THE PROBLEM:
Each line below should be quoted exactly, please.

[Dataset items]
┄┄┄┄┄┄┄┄┄┄
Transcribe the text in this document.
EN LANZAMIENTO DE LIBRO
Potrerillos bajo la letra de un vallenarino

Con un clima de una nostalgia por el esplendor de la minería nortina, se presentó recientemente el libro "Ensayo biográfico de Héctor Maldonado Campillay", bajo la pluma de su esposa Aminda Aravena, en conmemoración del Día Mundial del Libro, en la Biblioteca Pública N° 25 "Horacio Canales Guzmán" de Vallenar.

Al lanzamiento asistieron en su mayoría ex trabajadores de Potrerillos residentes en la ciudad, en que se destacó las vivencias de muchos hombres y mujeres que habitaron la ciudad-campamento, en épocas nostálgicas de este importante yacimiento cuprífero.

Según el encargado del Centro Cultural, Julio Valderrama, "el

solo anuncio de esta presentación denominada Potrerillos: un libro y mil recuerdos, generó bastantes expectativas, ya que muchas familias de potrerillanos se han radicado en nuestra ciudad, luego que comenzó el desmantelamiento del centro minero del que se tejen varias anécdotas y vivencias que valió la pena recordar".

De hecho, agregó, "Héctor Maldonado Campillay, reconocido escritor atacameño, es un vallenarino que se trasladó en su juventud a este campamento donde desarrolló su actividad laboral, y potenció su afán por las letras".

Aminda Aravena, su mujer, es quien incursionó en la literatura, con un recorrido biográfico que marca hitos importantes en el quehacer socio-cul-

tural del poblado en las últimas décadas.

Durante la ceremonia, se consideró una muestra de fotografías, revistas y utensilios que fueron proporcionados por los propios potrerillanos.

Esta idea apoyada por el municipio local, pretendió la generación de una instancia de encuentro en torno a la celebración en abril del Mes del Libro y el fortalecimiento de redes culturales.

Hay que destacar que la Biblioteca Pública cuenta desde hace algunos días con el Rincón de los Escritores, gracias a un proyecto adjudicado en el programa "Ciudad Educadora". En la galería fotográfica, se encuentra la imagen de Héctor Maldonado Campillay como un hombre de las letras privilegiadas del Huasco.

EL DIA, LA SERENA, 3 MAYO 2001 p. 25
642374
┄┄┄┄┄┄┄┄┄┄
CORRECT ANSWER:
Transcribe the text in this document.
EN LANZAMIENTO DE LIBRO
Potrerillos bajo la letra de un vallenarino

Con un clima de una nostalgia por el esplendor de la minería nortina, se presentó recientemente el libro "Ensayo biográfico de Héctor Maldonado Campillay", bajo la pluma de su esposa Aminda Aravena, en conmemoración del Día Mundial del Libro, en la Biblioteca Pública N° 25 "Horacio Canales Guzmán" de Vallenar.

Al lanzamiento asistieron en su mayoría ex trabajadores de Potrerillos residentes en la ciudad, en que se destacó las vivencias de muchos hombres y mujeres que habitaron la ciudad-campamento, en épocas nostálgicas de este importante yacimiento cuprífero.

Según el encargado del Centro Cultural, Julio Valderrama, "el

solo anuncio de esta presentación denominada Potrerillos: un libro y mil recuerdos, generó bastantes expectativas, ya que muchas familias de potrerillanos se han radicado en nuestra ciudad, luego que comenzó el desmantelamiento del centro minero del que se tejen varias anécdotas y vivencias que valió la pena recordar".

De hecho, agregó, "Héctor Maldonado Campillay, reconocido escritor atacameño, es un vallenarino que se trasladó en su juventud a este campamento donde desarrolló su actividad laboral, y potenció su afán por las letras".

Aminda Aravena, su mujer, es quien incursionó en la literatura, con un recorrido biográfico que marca hitos importantes en el quehacer socio-cul-

tural del poblado en las últimas décadas.

Durante la ceremonia, se consideró una muestra de fotografías, revistas y utensilios que fueron proporcionados por los propios potrerillanos.

Esta idea apoyada por el municipio local, pretendió la generación de una instancia de encuentro en torno a la celebración en abril del Mes del Libro y el fortalecimiento de redes culturales.

Hay que destacar que la Biblioteca Pública cuenta desde hace algunos días con el Rincón de los Escritores, gracias a un proyecto adjudicado en el programa "Ciudad Educadora". En la galería fotográfica, se encuentra la imagen de Héctor Maldonado Campillay como un hombre de las letras privilegiadas del Huasco.

EL DIA, LA SERENA, 3 MAYO 2001 p. 25
642374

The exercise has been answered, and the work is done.